** START OF Given information **

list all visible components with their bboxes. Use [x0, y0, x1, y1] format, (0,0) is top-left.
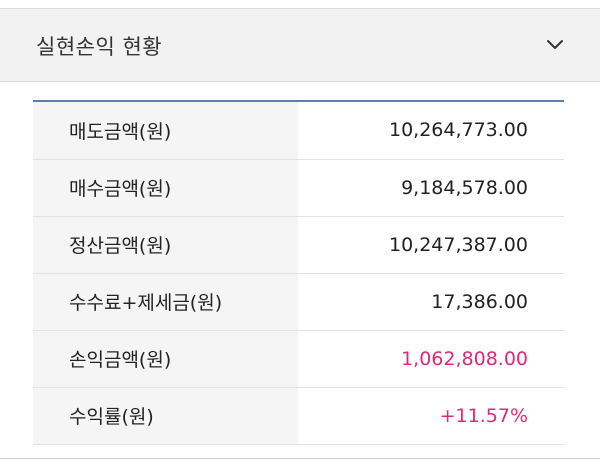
table-row-sell-amount: 매도금액(원) 10,264,773.00 — [33, 102, 564, 160]
row-value: 9,184,578.00 — [298, 159, 564, 217]
panel-header[interactable]: 실현손익 현황 — [0, 8, 600, 82]
bottom-divider — [0, 458, 600, 459]
chevron-down-icon[interactable] — [544, 33, 566, 55]
pnl-summary-table: 매도금액(원) 10,264,773.00 매수금액(원) 9,184,578.… — [33, 100, 564, 446]
row-label: 매수금액(원) — [33, 159, 298, 217]
row-label: 수익률(원) — [33, 387, 298, 445]
realized-pnl-panel: 실현손익 현황 매도금액(원) 10,264,773.00 매수금액(원) 9,… — [0, 8, 600, 458]
table-row-pnl-amount: 손익금액(원) 1,062,808.00 — [33, 330, 564, 388]
table-row-buy-amount: 매수금액(원) 9,184,578.00 — [33, 159, 564, 217]
table-row-fees-taxes: 수수료+제세금(원) 17,386.00 — [33, 273, 564, 331]
row-value-return: +11.57% — [298, 387, 564, 445]
row-value: 17,386.00 — [298, 273, 564, 331]
row-value: 10,264,773.00 — [298, 102, 564, 160]
table-row-settlement-amount: 정산금액(원) 10,247,387.00 — [33, 216, 564, 274]
panel-title: 실현손익 현황 — [36, 35, 163, 59]
row-value: 10,247,387.00 — [298, 216, 564, 274]
row-label: 매도금액(원) — [33, 102, 298, 160]
row-label: 정산금액(원) — [33, 216, 298, 274]
row-label: 손익금액(원) — [33, 330, 298, 388]
table-row-return-rate: 수익률(원) +11.57% — [33, 387, 564, 445]
row-label: 수수료+제세금(원) — [33, 273, 298, 331]
row-value-profit: 1,062,808.00 — [298, 330, 564, 388]
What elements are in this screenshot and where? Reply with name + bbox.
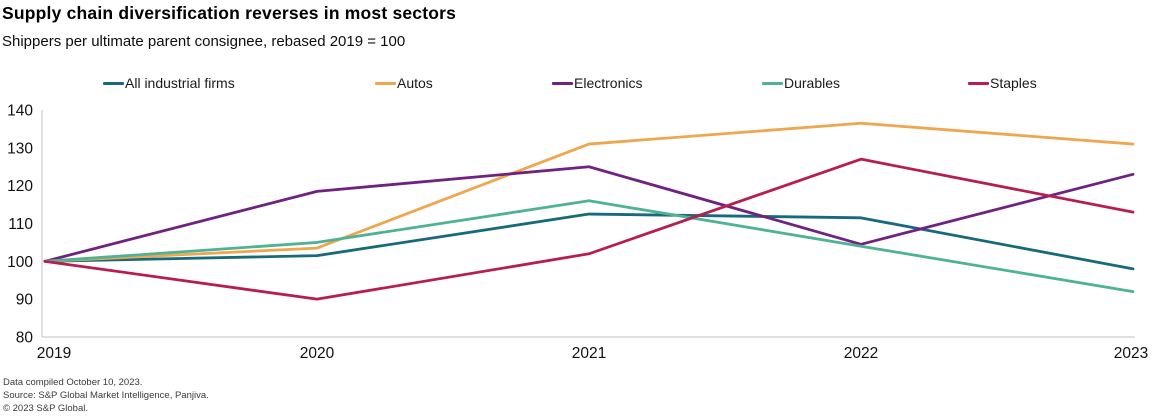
legend-swatch-icon xyxy=(762,81,783,85)
chart-subtitle: Shippers per ultimate parent consignee, … xyxy=(2,33,406,50)
series-line-staples xyxy=(43,157,1135,301)
footer-source: Source: S&P Global Market Intelligence, … xyxy=(3,390,209,401)
legend-swatch-icon xyxy=(968,81,989,85)
legend-label: Autos xyxy=(397,75,433,91)
legend-swatch-icon xyxy=(375,81,396,85)
legend-item-all-industrial-firms: All industrial firms xyxy=(103,74,235,92)
series-line-durables xyxy=(43,199,1135,294)
footer-copyright: © 2023 S&P Global. xyxy=(3,403,88,414)
legend-item-staples: Staples xyxy=(968,74,1037,92)
y-axis-tick-label: 140 xyxy=(7,103,33,120)
y-axis-tick-label: 130 xyxy=(7,140,33,157)
y-axis-tick-label: 120 xyxy=(7,178,33,195)
series-line-electronics xyxy=(43,165,1135,263)
chart-footer: Data compiled October 10, 2023. Source: … xyxy=(3,376,209,415)
y-axis-tick-label: 90 xyxy=(16,292,34,309)
y-axis-tick-label: 80 xyxy=(16,330,34,347)
chart-title: Supply chain diversification reverses in… xyxy=(2,3,457,23)
legend-label: Electronics xyxy=(574,75,643,91)
legend-item-autos: Autos xyxy=(375,74,433,92)
legend-item-electronics: Electronics xyxy=(552,74,642,92)
y-axis-tick-label: 110 xyxy=(8,216,33,233)
x-axis-tick-label: 2021 xyxy=(572,345,606,362)
legend-label: Durables xyxy=(784,75,841,91)
x-axis-tick-label: 2023 xyxy=(1114,345,1148,362)
y-axis-tick-label: 100 xyxy=(7,254,33,271)
legend-label: Staples xyxy=(990,75,1037,91)
series-line-all-industrial-firms xyxy=(43,212,1135,271)
legend-label: All industrial firms xyxy=(125,75,235,91)
x-axis-tick-label: 2019 xyxy=(37,345,71,362)
chart-legend: All industrial firms Autos Electronics D… xyxy=(0,74,1161,92)
x-axis-tick-label: 2022 xyxy=(844,345,878,362)
x-axis-tick-label: 2020 xyxy=(300,345,335,362)
legend-swatch-icon xyxy=(103,81,124,85)
legend-swatch-icon xyxy=(552,81,573,85)
footer-data-compiled: Data compiled October 10, 2023. xyxy=(3,377,143,388)
legend-item-durables: Durables xyxy=(762,74,840,92)
series-line-autos xyxy=(43,121,1135,263)
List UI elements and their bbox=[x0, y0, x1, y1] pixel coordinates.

** END OF Given information **

## Aim
Please count the lines of the listing above that contain the string "axis", treating uppercase and lowercase as different, and reply with only the number.

## The output
12